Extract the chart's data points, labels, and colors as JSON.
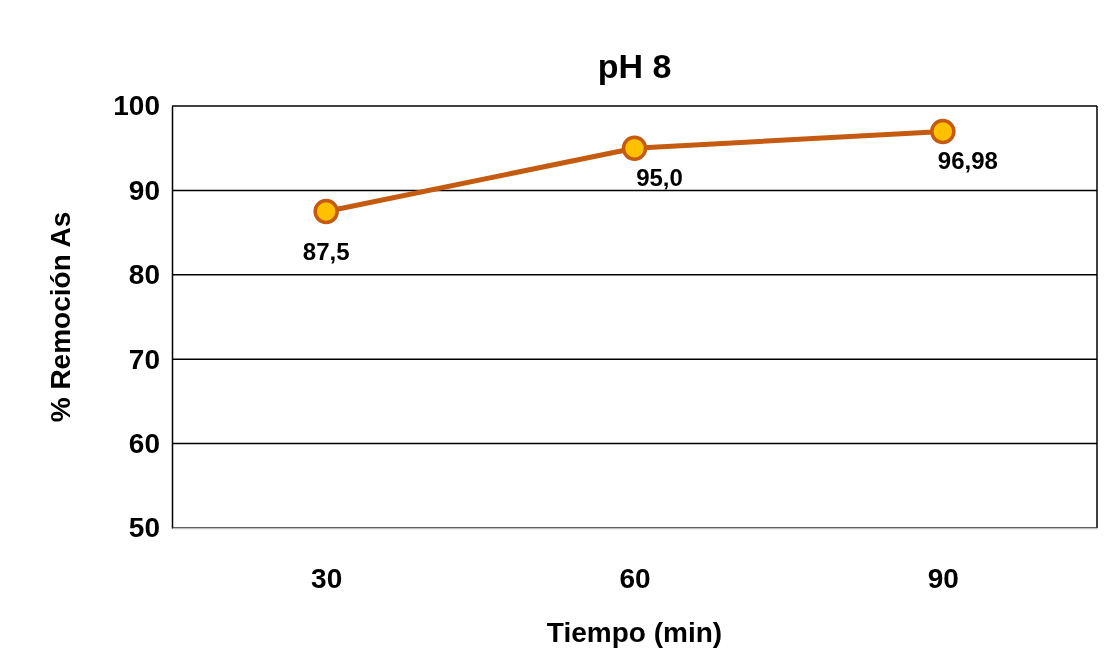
{
  "chart_data": {
    "type": "line",
    "title": "pH 8",
    "xlabel": "Tiempo (min)",
    "ylabel": "% Remoción As",
    "categories": [
      "30",
      "60",
      "90"
    ],
    "series": [
      {
        "color": "#c55a11",
        "values": [
          87.5,
          95.0,
          96.98
        ],
        "value_labels": [
          "87,5",
          "95,0",
          "96,98"
        ]
      }
    ],
    "ylim": [
      50,
      100
    ],
    "yticks": [
      50,
      60,
      70,
      80,
      90,
      100
    ],
    "grid": "y",
    "marker": "circle",
    "line_style": "solid"
  }
}
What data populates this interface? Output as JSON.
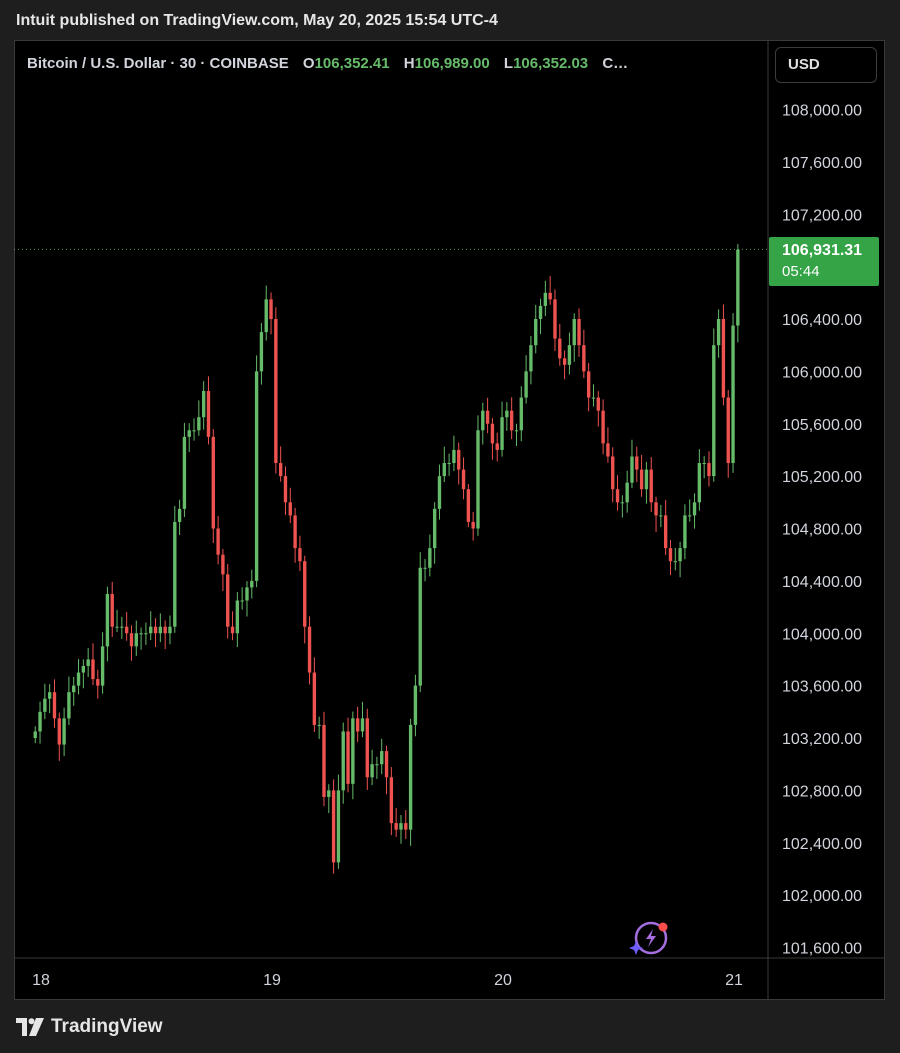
{
  "publish_line": "Intuit published on TradingView.com, May 20, 2025 15:54 UTC-4",
  "legend": {
    "symbol": "Bitcoin / U.S. Dollar · 30 · COINBASE",
    "o_key": "O",
    "o_val": "106,352.41",
    "h_key": "H",
    "h_val": "106,989.00",
    "l_key": "L",
    "l_val": "106,352.03",
    "c_key": "C…"
  },
  "currency_button": "USD",
  "last_price": {
    "value": "106,931.31",
    "countdown": "05:44"
  },
  "footer_brand": "TradingView",
  "colors": {
    "up": "#66bb6a",
    "down": "#ef5350",
    "background": "#000000",
    "last_tag": "#34a446"
  },
  "icons": {
    "brand": "tradingview-logo-icon",
    "assistant": "sparkle-icon"
  },
  "chart_data": {
    "type": "candlestick",
    "timeframe": "30",
    "ylim": [
      101500,
      108300
    ],
    "y_ticks": [
      "108,000.00",
      "107,600.00",
      "107,200.00",
      "106,400.00",
      "106,000.00",
      "105,600.00",
      "105,200.00",
      "104,800.00",
      "104,400.00",
      "104,000.00",
      "103,600.00",
      "103,200.00",
      "102,800.00",
      "102,400.00",
      "102,000.00",
      "101,600.00"
    ],
    "x_ticks": [
      {
        "label": "18",
        "day": 18
      },
      {
        "label": "19",
        "day": 19
      },
      {
        "label": "20",
        "day": 20
      },
      {
        "label": "21",
        "day": 21
      }
    ],
    "x_start_day": 17.975,
    "last_price_line": 106931.31,
    "closes": [
      103250,
      103400,
      103500,
      103550,
      103350,
      103150,
      103350,
      103550,
      103600,
      103700,
      103750,
      103800,
      103650,
      103600,
      103900,
      104300,
      104050,
      104050,
      104050,
      104000,
      103900,
      104000,
      104000,
      104000,
      104050,
      104000,
      104050,
      104000,
      104050,
      104850,
      104950,
      105500,
      105550,
      105550,
      105650,
      105850,
      105500,
      104800,
      104600,
      104450,
      104050,
      104000,
      104250,
      104250,
      104350,
      104400,
      106000,
      106300,
      106550,
      106400,
      105300,
      105200,
      105000,
      104900,
      104650,
      104550,
      104050,
      103700,
      103300,
      103300,
      102750,
      102800,
      102250,
      102800,
      103250,
      102850,
      103350,
      103250,
      103350,
      102900,
      103000,
      103000,
      103100,
      102900,
      102550,
      102500,
      102550,
      102500,
      103300,
      103600,
      104500,
      104500,
      104650,
      104950,
      105200,
      105300,
      105300,
      105400,
      105250,
      105100,
      104850,
      104800,
      105550,
      105700,
      105600,
      105450,
      105400,
      105650,
      105700,
      105550,
      105550,
      105800,
      106000,
      106200,
      106400,
      106500,
      106600,
      106550,
      106250,
      106100,
      106050,
      106200,
      106400,
      106200,
      106000,
      105800,
      105800,
      105700,
      105450,
      105350,
      105100,
      105000,
      105000,
      105150,
      105350,
      105250,
      105100,
      105250,
      105000,
      104900,
      104900,
      104650,
      104550,
      104550,
      104650,
      104900,
      104900,
      105000,
      105300,
      105300,
      105200,
      106200,
      106400,
      105800,
      105300,
      106350,
      106930
    ],
    "note_time_range": "May 18 – May 20, 2025"
  }
}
*****
◆ To be done: Give back the whole listing as it stands, minus its pictures.

◆ Answer to this problem:
Extract the chart's data points, labels, and colors as JSON.
{
  "chart_data": {
    "type": "line",
    "title": "pH 8",
    "xlabel": "Tiempo (min)",
    "ylabel": "% Remoción As",
    "categories": [
      "30",
      "60",
      "90"
    ],
    "series": [
      {
        "color": "#c55a11",
        "values": [
          87.5,
          95.0,
          96.98
        ],
        "value_labels": [
          "87,5",
          "95,0",
          "96,98"
        ]
      }
    ],
    "ylim": [
      50,
      100
    ],
    "yticks": [
      50,
      60,
      70,
      80,
      90,
      100
    ],
    "grid": "y",
    "marker": "circle",
    "line_style": "solid"
  }
}
What data populates this interface? Output as JSON.
{
  "publish_line": "Intuit published on TradingView.com, May 20, 2025 15:54 UTC-4",
  "legend": {
    "symbol": "Bitcoin / U.S. Dollar · 30 · COINBASE",
    "o_key": "O",
    "o_val": "106,352.41",
    "h_key": "H",
    "h_val": "106,989.00",
    "l_key": "L",
    "l_val": "106,352.03",
    "c_key": "C…"
  },
  "currency_button": "USD",
  "last_price": {
    "value": "106,931.31",
    "countdown": "05:44"
  },
  "footer_brand": "TradingView",
  "colors": {
    "up": "#66bb6a",
    "down": "#ef5350",
    "background": "#000000",
    "last_tag": "#34a446"
  },
  "icons": {
    "brand": "tradingview-logo-icon",
    "assistant": "sparkle-icon"
  },
  "chart_data": {
    "type": "candlestick",
    "timeframe": "30",
    "ylim": [
      101500,
      108300
    ],
    "y_ticks": [
      "108,000.00",
      "107,600.00",
      "107,200.00",
      "106,400.00",
      "106,000.00",
      "105,600.00",
      "105,200.00",
      "104,800.00",
      "104,400.00",
      "104,000.00",
      "103,600.00",
      "103,200.00",
      "102,800.00",
      "102,400.00",
      "102,000.00",
      "101,600.00"
    ],
    "x_ticks": [
      {
        "label": "18",
        "day": 18
      },
      {
        "label": "19",
        "day": 19
      },
      {
        "label": "20",
        "day": 20
      },
      {
        "label": "21",
        "day": 21
      }
    ],
    "x_start_day": 17.975,
    "last_price_line": 106931.31,
    "closes": [
      103250,
      103400,
      103500,
      103550,
      103350,
      103150,
      103350,
      103550,
      103600,
      103700,
      103750,
      103800,
      103650,
      103600,
      103900,
      104300,
      104050,
      104050,
      104050,
      104000,
      103900,
      104000,
      104000,
      104000,
      104050,
      104000,
      104050,
      104000,
      104050,
      104850,
      104950,
      105500,
      105550,
      105550,
      105650,
      105850,
      105500,
      104800,
      104600,
      104450,
      104050,
      104000,
      104250,
      104250,
      104350,
      104400,
      106000,
      106300,
      106550,
      106400,
      105300,
      105200,
      105000,
      104900,
      104650,
      104550,
      104050,
      103700,
      103300,
      103300,
      102750,
      102800,
      102250,
      102800,
      103250,
      102850,
      103350,
      103250,
      103350,
      102900,
      103000,
      103000,
      103100,
      102900,
      102550,
      102500,
      102550,
      102500,
      103300,
      103600,
      104500,
      104500,
      104650,
      104950,
      105200,
      105300,
      105300,
      105400,
      105250,
      105100,
      104850,
      104800,
      105550,
      105700,
      105600,
      105450,
      105400,
      105650,
      105700,
      105550,
      105550,
      105800,
      106000,
      106200,
      106400,
      106500,
      106600,
      106550,
      106250,
      106100,
      106050,
      106200,
      106400,
      106200,
      106000,
      105800,
      105800,
      105700,
      105450,
      105350,
      105100,
      105000,
      105000,
      105150,
      105350,
      105250,
      105100,
      105250,
      105000,
      104900,
      104900,
      104650,
      104550,
      104550,
      104650,
      104900,
      104900,
      105000,
      105300,
      105300,
      105200,
      106200,
      106400,
      105800,
      105300,
      106350,
      106930
    ],
    "note_time_range": "May 18 – May 20, 2025"
  }
}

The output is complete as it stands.